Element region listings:
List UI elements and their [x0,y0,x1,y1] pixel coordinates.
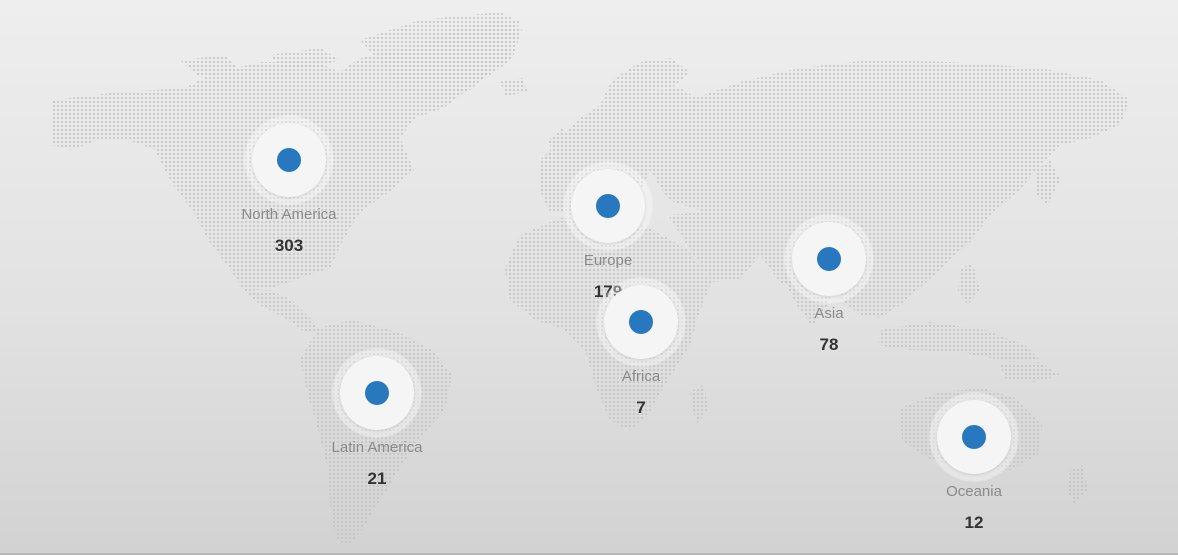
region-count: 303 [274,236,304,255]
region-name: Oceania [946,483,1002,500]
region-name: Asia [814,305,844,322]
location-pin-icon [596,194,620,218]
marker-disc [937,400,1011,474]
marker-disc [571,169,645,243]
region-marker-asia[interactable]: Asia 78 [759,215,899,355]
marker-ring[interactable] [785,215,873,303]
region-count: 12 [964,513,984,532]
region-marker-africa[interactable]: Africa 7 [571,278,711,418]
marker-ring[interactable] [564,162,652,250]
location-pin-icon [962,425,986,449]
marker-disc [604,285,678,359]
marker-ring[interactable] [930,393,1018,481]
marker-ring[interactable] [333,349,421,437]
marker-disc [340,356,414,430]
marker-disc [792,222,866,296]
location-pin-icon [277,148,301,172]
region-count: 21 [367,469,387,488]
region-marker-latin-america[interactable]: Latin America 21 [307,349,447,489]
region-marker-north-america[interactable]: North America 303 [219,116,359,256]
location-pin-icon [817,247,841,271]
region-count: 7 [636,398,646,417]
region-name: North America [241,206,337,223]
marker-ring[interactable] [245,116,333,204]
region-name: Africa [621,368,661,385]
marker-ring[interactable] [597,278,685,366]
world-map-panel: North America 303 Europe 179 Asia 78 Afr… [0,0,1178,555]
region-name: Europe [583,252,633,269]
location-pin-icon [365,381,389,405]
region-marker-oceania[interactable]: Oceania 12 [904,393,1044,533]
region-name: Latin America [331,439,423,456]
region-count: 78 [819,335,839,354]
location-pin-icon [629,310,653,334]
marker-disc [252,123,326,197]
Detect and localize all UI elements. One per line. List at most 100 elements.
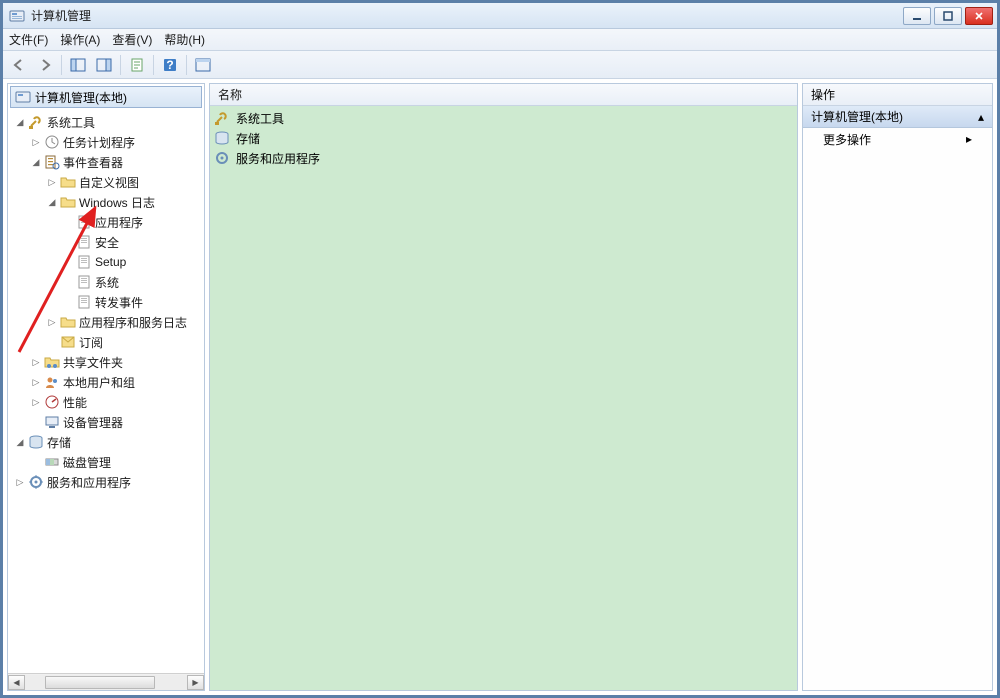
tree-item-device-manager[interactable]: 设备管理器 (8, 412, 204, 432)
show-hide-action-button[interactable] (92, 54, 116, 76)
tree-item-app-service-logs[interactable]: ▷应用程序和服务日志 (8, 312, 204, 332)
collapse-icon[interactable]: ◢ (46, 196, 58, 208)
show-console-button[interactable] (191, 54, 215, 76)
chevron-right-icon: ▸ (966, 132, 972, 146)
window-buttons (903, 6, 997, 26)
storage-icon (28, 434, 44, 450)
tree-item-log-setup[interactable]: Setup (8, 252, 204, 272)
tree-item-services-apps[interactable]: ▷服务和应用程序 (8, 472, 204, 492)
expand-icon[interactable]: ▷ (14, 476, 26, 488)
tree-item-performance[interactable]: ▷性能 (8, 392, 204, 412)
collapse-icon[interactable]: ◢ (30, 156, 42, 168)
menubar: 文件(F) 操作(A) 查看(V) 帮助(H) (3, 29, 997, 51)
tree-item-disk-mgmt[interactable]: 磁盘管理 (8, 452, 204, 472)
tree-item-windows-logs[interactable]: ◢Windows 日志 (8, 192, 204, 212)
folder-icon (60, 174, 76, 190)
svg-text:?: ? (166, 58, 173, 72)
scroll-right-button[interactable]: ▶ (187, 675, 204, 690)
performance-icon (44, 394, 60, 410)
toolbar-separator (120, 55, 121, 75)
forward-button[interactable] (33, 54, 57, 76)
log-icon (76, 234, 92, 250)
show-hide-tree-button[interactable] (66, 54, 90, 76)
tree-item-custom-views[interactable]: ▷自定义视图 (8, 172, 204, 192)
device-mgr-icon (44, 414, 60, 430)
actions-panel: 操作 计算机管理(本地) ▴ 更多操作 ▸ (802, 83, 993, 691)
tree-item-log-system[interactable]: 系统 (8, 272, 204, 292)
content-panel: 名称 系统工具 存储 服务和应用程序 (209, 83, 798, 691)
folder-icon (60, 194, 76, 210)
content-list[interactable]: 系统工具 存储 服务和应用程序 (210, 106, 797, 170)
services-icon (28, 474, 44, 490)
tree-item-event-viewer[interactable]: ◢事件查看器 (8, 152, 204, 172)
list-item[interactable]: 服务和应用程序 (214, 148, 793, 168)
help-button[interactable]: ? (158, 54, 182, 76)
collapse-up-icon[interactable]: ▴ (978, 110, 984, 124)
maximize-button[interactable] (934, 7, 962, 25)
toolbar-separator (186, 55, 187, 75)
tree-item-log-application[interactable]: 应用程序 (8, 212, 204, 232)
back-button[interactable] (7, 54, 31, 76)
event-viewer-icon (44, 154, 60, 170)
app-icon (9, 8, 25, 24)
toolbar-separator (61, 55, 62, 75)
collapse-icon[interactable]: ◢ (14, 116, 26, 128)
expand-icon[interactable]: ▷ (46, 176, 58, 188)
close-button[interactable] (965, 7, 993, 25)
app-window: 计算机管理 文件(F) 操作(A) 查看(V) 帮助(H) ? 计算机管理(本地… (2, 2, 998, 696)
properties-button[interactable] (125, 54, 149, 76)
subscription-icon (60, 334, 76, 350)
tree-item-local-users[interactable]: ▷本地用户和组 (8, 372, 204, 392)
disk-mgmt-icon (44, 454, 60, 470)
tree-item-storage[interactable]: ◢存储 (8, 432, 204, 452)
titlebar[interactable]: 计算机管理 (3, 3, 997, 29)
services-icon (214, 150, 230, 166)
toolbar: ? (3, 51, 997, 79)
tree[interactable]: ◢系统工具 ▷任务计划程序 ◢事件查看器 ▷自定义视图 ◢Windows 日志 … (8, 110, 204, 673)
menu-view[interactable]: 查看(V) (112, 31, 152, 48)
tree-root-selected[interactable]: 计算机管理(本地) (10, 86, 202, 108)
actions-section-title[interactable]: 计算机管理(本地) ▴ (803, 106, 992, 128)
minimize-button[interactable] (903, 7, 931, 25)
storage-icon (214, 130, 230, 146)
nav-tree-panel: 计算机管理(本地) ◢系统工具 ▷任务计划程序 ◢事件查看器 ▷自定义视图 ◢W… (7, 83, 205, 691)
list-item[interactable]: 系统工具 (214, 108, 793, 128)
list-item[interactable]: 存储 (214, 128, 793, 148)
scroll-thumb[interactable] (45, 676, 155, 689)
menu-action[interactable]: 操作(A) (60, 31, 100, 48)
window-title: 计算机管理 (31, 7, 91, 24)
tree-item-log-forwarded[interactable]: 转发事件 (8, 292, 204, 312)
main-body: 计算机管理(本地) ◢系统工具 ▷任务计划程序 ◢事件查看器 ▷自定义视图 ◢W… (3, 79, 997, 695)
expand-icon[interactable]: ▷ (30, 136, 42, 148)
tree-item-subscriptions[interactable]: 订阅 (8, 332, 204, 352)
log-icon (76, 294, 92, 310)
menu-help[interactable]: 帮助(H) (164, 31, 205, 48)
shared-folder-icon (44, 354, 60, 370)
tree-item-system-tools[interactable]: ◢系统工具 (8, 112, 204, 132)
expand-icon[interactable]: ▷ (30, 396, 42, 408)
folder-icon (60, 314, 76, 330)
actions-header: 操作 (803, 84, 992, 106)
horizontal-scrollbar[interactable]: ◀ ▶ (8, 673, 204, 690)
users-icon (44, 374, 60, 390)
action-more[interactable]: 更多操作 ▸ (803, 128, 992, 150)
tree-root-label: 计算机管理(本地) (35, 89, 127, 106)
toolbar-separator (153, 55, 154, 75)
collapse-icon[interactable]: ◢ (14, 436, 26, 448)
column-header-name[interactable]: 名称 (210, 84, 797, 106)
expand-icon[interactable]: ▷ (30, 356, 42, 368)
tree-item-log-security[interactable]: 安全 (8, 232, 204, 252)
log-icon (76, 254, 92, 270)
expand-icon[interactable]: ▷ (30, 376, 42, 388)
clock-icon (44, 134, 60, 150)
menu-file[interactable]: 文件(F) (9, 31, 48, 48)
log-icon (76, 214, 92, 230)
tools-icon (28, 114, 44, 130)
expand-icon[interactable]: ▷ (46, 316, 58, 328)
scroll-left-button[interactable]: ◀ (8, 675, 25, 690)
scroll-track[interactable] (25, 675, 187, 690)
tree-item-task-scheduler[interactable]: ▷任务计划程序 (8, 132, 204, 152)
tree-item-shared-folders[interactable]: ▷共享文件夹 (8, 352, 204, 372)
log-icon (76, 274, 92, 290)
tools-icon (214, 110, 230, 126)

**Task directions**
Rename "marker-disc" to "marker-dot" throughout the listing, from the line with "region-count: 303 [274,236,304,255]" to the line with "Detect and localize", and return only those lines with everything else unchanged.

**Output of the exercise**
region-count: 303 [274,236,304,255]
region-name: Oceania [946,483,1002,500]
region-name: Asia [814,305,844,322]
location-pin-icon [596,194,620,218]
marker-dot [937,400,1011,474]
marker-dot [571,169,645,243]
region-marker-asia[interactable]: Asia 78 [759,215,899,355]
marker-ring[interactable] [785,215,873,303]
region-count: 12 [964,513,984,532]
region-marker-africa[interactable]: Africa 7 [571,278,711,418]
marker-ring[interactable] [564,162,652,250]
location-pin-icon [962,425,986,449]
marker-dot [604,285,678,359]
marker-ring[interactable] [930,393,1018,481]
marker-ring[interactable] [333,349,421,437]
marker-dot [340,356,414,430]
marker-dot [792,222,866,296]
location-pin-icon [277,148,301,172]
region-count: 21 [367,469,387,488]
region-marker-latin-america[interactable]: Latin America 21 [307,349,447,489]
region-marker-north-america[interactable]: North America 303 [219,116,359,256]
location-pin-icon [817,247,841,271]
region-count: 7 [636,398,646,417]
region-name: North America [241,206,337,223]
marker-ring[interactable] [245,116,333,204]
region-name: Africa [621,368,661,385]
marker-ring[interactable] [597,278,685,366]
world-map-panel: North America 303 Europe 179 Asia 78 Afr… [0,0,1178,555]
region-name: Europe [583,252,633,269]
location-pin-icon [365,381,389,405]
region-marker-oceania[interactable]: Oceania 12 [904,393,1044,533]
region-name: Latin America [331,439,423,456]
region-count: 78 [819,335,839,354]
location-pin-icon [629,310,653,334]
marker-dot [252,123,326,197]
Detect and localize all UI elements. One per line. List at most 100 elements.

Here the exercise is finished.